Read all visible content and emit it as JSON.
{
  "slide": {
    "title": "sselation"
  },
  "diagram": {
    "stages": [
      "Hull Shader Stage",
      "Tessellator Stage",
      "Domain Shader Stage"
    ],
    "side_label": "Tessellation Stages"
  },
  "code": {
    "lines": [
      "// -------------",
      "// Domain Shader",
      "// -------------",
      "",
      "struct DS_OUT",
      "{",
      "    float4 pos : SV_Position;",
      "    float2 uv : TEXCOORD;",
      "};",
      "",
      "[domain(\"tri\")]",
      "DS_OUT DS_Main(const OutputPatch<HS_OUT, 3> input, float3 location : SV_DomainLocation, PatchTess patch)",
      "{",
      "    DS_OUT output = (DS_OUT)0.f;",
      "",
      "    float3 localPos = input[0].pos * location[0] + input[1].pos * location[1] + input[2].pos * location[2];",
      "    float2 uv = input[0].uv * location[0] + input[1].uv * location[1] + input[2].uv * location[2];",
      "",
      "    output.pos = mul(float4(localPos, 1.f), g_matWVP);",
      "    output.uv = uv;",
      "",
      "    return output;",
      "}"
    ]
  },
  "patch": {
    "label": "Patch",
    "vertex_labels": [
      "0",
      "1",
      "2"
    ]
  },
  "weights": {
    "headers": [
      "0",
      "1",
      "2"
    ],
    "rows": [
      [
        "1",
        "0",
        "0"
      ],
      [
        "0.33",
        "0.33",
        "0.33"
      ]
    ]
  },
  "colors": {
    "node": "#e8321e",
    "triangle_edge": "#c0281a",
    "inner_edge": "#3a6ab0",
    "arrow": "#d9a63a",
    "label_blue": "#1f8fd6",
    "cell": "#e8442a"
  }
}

◇ ◇ ◇

# What you have to do
Extract the complete data, matching each line exactly.

# Finished answer
Read all visible content and emit it as JSON.
{
  "slide": {
    "title": "sselation"
  },
  "diagram": {
    "stages": [
      "Hull Shader Stage",
      "Tessellator Stage",
      "Domain Shader Stage"
    ],
    "side_label": "Tessellation Stages"
  },
  "code": {
    "lines": [
      "// -------------",
      "// Domain Shader",
      "// -------------",
      "",
      "struct DS_OUT",
      "{",
      "    float4 pos : SV_Position;",
      "    float2 uv : TEXCOORD;",
      "};",
      "",
      "[domain(\"tri\")]",
      "DS_OUT DS_Main(const OutputPatch<HS_OUT, 3> input, float3 location : SV_DomainLocation, PatchTess patch)",
      "{",
      "    DS_OUT output = (DS_OUT)0.f;",
      "",
      "    float3 localPos = input[0].pos * location[0] + input[1].pos * location[1] + input[2].pos * location[2];",
      "    float2 uv = input[0].uv * location[0] + input[1].uv * location[1] + input[2].uv * location[2];",
      "",
      "    output.pos = mul(float4(localPos, 1.f), g_matWVP);",
      "    output.uv = uv;",
      "",
      "    return output;",
      "}"
    ]
  },
  "patch": {
    "label": "Patch",
    "vertex_labels": [
      "0",
      "1",
      "2"
    ]
  },
  "weights": {
    "headers": [
      "0",
      "1",
      "2"
    ],
    "rows": [
      [
        "1",
        "0",
        "0"
      ],
      [
        "0.33",
        "0.33",
        "0.33"
      ]
    ]
  },
  "colors": {
    "node": "#e8321e",
    "triangle_edge": "#c0281a",
    "inner_edge": "#3a6ab0",
    "arrow": "#d9a63a",
    "label_blue": "#1f8fd6",
    "cell": "#e8442a"
  }
}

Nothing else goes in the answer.